Data excerpts:
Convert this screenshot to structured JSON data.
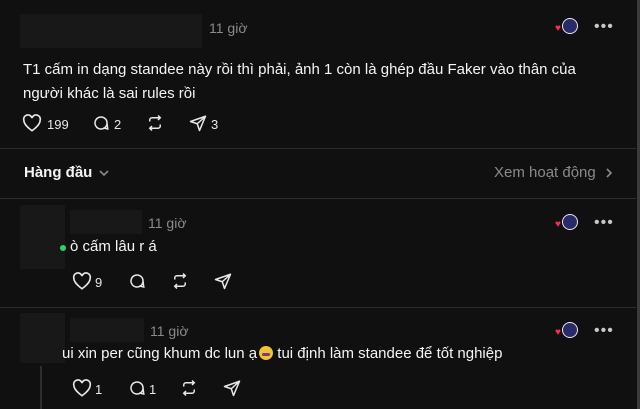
{
  "post": {
    "time": "11 giờ",
    "text": "T1 cấm in dạng standee này rồi thì phải, ảnh 1 còn là ghép đầu Faker vào thân của người khác là sai rules rồi",
    "likes": "199",
    "comments": "2",
    "shares": "3"
  },
  "sort_bar": {
    "sort_label": "Hàng đầu",
    "activity_label": "Xem hoạt động"
  },
  "replies": [
    {
      "time": "11 giờ",
      "text": "ò cấm lâu r á",
      "likes": "9"
    },
    {
      "time": "11 giờ",
      "text_before": "ui xin per cũng khum dc lun ạ",
      "text_after": " tui định làm standee để tốt nghiệp",
      "likes": "1",
      "comments": "1"
    }
  ],
  "icons": {
    "like": "heart-icon",
    "comment": "comment-icon",
    "repost": "repost-icon",
    "share": "send-icon",
    "more": "more-icon",
    "chevron": "chevron-icon",
    "avatar_badge": "like-badge-icon"
  },
  "colors": {
    "background": "#101010",
    "text": "#f3f5f7",
    "muted": "#8a8a8a",
    "like_red": "#ff2a55"
  }
}
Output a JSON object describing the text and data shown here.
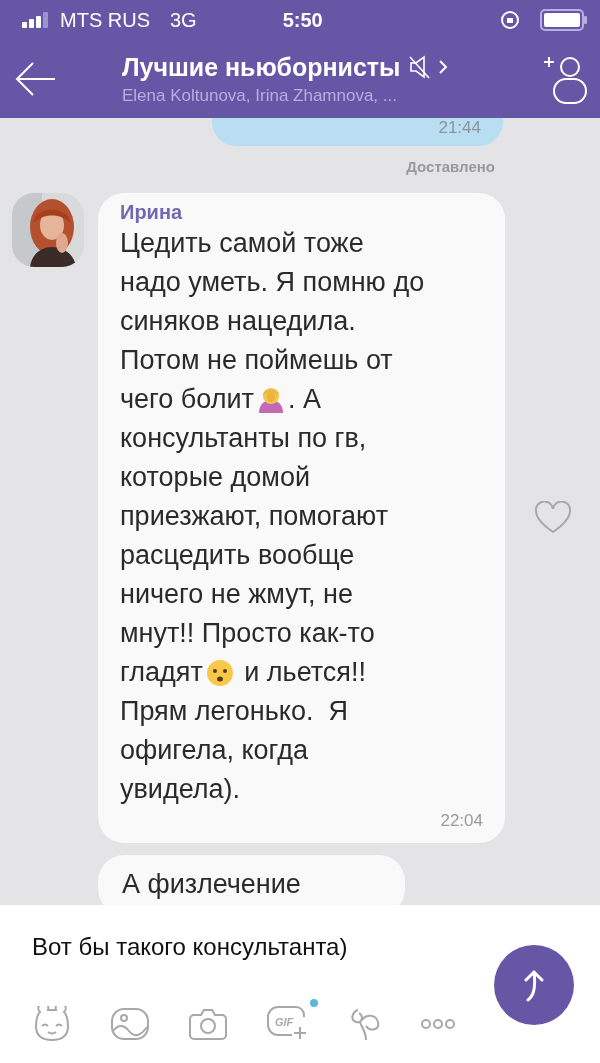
{
  "status_bar": {
    "carrier": "MTS RUS",
    "network": "3G",
    "time": "5:50"
  },
  "header": {
    "title": "Лучшие ньюборнисты",
    "muted": true,
    "subtitle": "Elena Koltunova, Irina Zhamnova, ..."
  },
  "messages": [
    {
      "kind": "outgoing",
      "time": "21:44",
      "status": "Доставлено"
    },
    {
      "kind": "incoming",
      "sender": "Ирина",
      "time": "22:04",
      "liked": false,
      "lines": [
        [
          {
            "kind": "text",
            "text": "Цедить самой тоже"
          }
        ],
        [
          {
            "kind": "text",
            "text": "надо уметь. Я помню до"
          }
        ],
        [
          {
            "kind": "text",
            "text": "синяков нацедила."
          }
        ],
        [
          {
            "kind": "text",
            "text": "Потом не поймешь от"
          }
        ],
        [
          {
            "kind": "text",
            "text": "чего болит"
          },
          {
            "kind": "facepalm"
          },
          {
            "kind": "text",
            "text": ". А"
          }
        ],
        [
          {
            "kind": "text",
            "text": "консультанты по гв,"
          }
        ],
        [
          {
            "kind": "text",
            "text": "которые домой"
          }
        ],
        [
          {
            "kind": "text",
            "text": "приезжают, помогают"
          }
        ],
        [
          {
            "kind": "text",
            "text": "расцедить вообще"
          }
        ],
        [
          {
            "kind": "text",
            "text": "ничего не жмут, не"
          }
        ],
        [
          {
            "kind": "text",
            "text": "мнут!! Просто как-то"
          }
        ],
        [
          {
            "kind": "text",
            "text": "гладят"
          },
          {
            "kind": "worried"
          },
          {
            "kind": "text",
            "text": " и льется!!"
          }
        ],
        [
          {
            "kind": "text",
            "text": "Прям легонько.  Я"
          }
        ],
        [
          {
            "kind": "text",
            "text": "офигела, когда"
          }
        ],
        [
          {
            "kind": "text",
            "text": "увидела)."
          }
        ]
      ]
    },
    {
      "kind": "incoming_partial",
      "text": "А физлечение"
    }
  ],
  "composer": {
    "value": "Вот бы такого консультанта)",
    "gif_label": "GIF",
    "gif_new": true
  }
}
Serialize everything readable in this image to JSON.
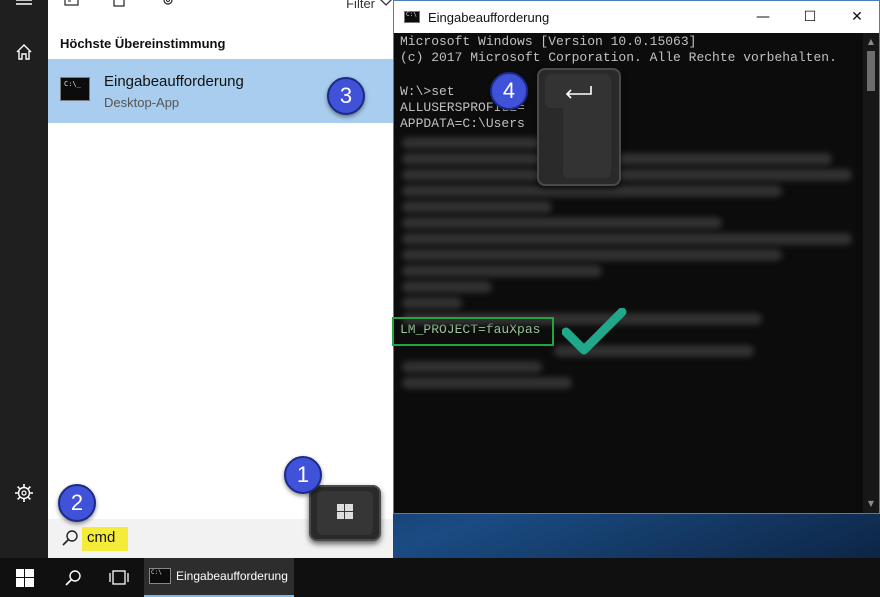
{
  "start_rail": {
    "menu_icon": "hamburger-icon",
    "home_icon": "home-icon",
    "settings_icon": "gear-icon"
  },
  "search_panel": {
    "filter_label": "Filter",
    "best_match_heading": "Höchste Übereinstimmung",
    "best_match": {
      "title": "Eingabeaufforderung",
      "subtitle": "Desktop-App",
      "icon_text": "C:\\_"
    },
    "search_query": "cmd"
  },
  "console_window": {
    "title": "Eingabeaufforderung",
    "icon_text": "C:\\",
    "controls": {
      "minimize": "—",
      "maximize": "☐",
      "close": "✕"
    },
    "lines": [
      "Microsoft Windows [Version 10.0.15063]",
      "(c) 2017 Microsoft Corporation. Alle Rechte vorbehalten.",
      "",
      "W:\\>set",
      "ALLUSERSPROFILE=",
      "APPDATA=C:\\Users",
      "LM_PROJECT=fauXpas"
    ]
  },
  "callouts": [
    "1",
    "2",
    "3",
    "4"
  ],
  "keycaps": {
    "windows_key": "windows-logo-icon",
    "enter_key": "enter-arrow-icon"
  },
  "taskbar": {
    "start_icon": "windows-logo-icon",
    "search_icon": "search-icon",
    "task_view_icon": "task-view-icon",
    "active_app_label": "Eingabeaufforderung",
    "active_app_icon_text": "C:\\"
  },
  "colors": {
    "selection": "#a8cdee",
    "search_highlight": "#f5ec3a",
    "callout": "#3f52d8",
    "check": "#1fa88a",
    "highlight_box": "#25a244"
  }
}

THE EXERCISE - Write out the listing above exactly as it stands, pictures excluded.

COMPLETED EXERCISE -
Convert this screenshot to structured JSON data.
{
  "post": {
    "time": "11 giờ",
    "text": "T1 cấm in dạng standee này rồi thì phải, ảnh 1 còn là ghép đầu Faker vào thân của người khác là sai rules rồi",
    "likes": "199",
    "comments": "2",
    "shares": "3"
  },
  "sort_bar": {
    "sort_label": "Hàng đầu",
    "activity_label": "Xem hoạt động"
  },
  "replies": [
    {
      "time": "11 giờ",
      "text": "ò cấm lâu r á",
      "likes": "9"
    },
    {
      "time": "11 giờ",
      "text_before": "ui xin per cũng khum dc lun ạ",
      "text_after": " tui định làm standee để tốt nghiệp",
      "likes": "1",
      "comments": "1"
    }
  ],
  "icons": {
    "like": "heart-icon",
    "comment": "comment-icon",
    "repost": "repost-icon",
    "share": "send-icon",
    "more": "more-icon",
    "chevron": "chevron-icon",
    "avatar_badge": "like-badge-icon"
  },
  "colors": {
    "background": "#101010",
    "text": "#f3f5f7",
    "muted": "#8a8a8a",
    "like_red": "#ff2a55"
  }
}
Output a JSON object describing the text and data shown here.
{
  "status_bar": {
    "carrier": "MTS RUS",
    "network": "3G",
    "time": "5:50"
  },
  "header": {
    "title": "Лучшие ньюборнисты",
    "muted": true,
    "subtitle": "Elena Koltunova, Irina Zhamnova, ..."
  },
  "messages": [
    {
      "kind": "outgoing",
      "time": "21:44",
      "status": "Доставлено"
    },
    {
      "kind": "incoming",
      "sender": "Ирина",
      "time": "22:04",
      "liked": false,
      "lines": [
        [
          {
            "kind": "text",
            "text": "Цедить самой тоже"
          }
        ],
        [
          {
            "kind": "text",
            "text": "надо уметь. Я помню до"
          }
        ],
        [
          {
            "kind": "text",
            "text": "синяков нацедила."
          }
        ],
        [
          {
            "kind": "text",
            "text": "Потом не поймешь от"
          }
        ],
        [
          {
            "kind": "text",
            "text": "чего болит"
          },
          {
            "kind": "facepalm"
          },
          {
            "kind": "text",
            "text": ". А"
          }
        ],
        [
          {
            "kind": "text",
            "text": "консультанты по гв,"
          }
        ],
        [
          {
            "kind": "text",
            "text": "которые домой"
          }
        ],
        [
          {
            "kind": "text",
            "text": "приезжают, помогают"
          }
        ],
        [
          {
            "kind": "text",
            "text": "расцедить вообще"
          }
        ],
        [
          {
            "kind": "text",
            "text": "ничего не жмут, не"
          }
        ],
        [
          {
            "kind": "text",
            "text": "мнут!! Просто как-то"
          }
        ],
        [
          {
            "kind": "text",
            "text": "гладят"
          },
          {
            "kind": "worried"
          },
          {
            "kind": "text",
            "text": " и льется!!"
          }
        ],
        [
          {
            "kind": "text",
            "text": "Прям легонько.  Я"
          }
        ],
        [
          {
            "kind": "text",
            "text": "офигела, когда"
          }
        ],
        [
          {
            "kind": "text",
            "text": "увидела)."
          }
        ]
      ]
    },
    {
      "kind": "incoming_partial",
      "text": "А физлечение"
    }
  ],
  "composer": {
    "value": "Вот бы такого консультанта)",
    "gif_label": "GIF",
    "gif_new": true
  }
}
Serialize everything readable in this image to JSON.
{
  "start_rail": {
    "menu_icon": "hamburger-icon",
    "home_icon": "home-icon",
    "settings_icon": "gear-icon"
  },
  "search_panel": {
    "filter_label": "Filter",
    "best_match_heading": "Höchste Übereinstimmung",
    "best_match": {
      "title": "Eingabeaufforderung",
      "subtitle": "Desktop-App",
      "icon_text": "C:\\_"
    },
    "search_query": "cmd"
  },
  "console_window": {
    "title": "Eingabeaufforderung",
    "icon_text": "C:\\",
    "controls": {
      "minimize": "—",
      "maximize": "☐",
      "close": "✕"
    },
    "lines": [
      "Microsoft Windows [Version 10.0.15063]",
      "(c) 2017 Microsoft Corporation. Alle Rechte vorbehalten.",
      "",
      "W:\\>set",
      "ALLUSERSPROFILE=",
      "APPDATA=C:\\Users",
      "LM_PROJECT=fauXpas"
    ]
  },
  "callouts": [
    "1",
    "2",
    "3",
    "4"
  ],
  "keycaps": {
    "windows_key": "windows-logo-icon",
    "enter_key": "enter-arrow-icon"
  },
  "taskbar": {
    "start_icon": "windows-logo-icon",
    "search_icon": "search-icon",
    "task_view_icon": "task-view-icon",
    "active_app_label": "Eingabeaufforderung",
    "active_app_icon_text": "C:\\"
  },
  "colors": {
    "selection": "#a8cdee",
    "search_highlight": "#f5ec3a",
    "callout": "#3f52d8",
    "check": "#1fa88a",
    "highlight_box": "#25a244"
  }
}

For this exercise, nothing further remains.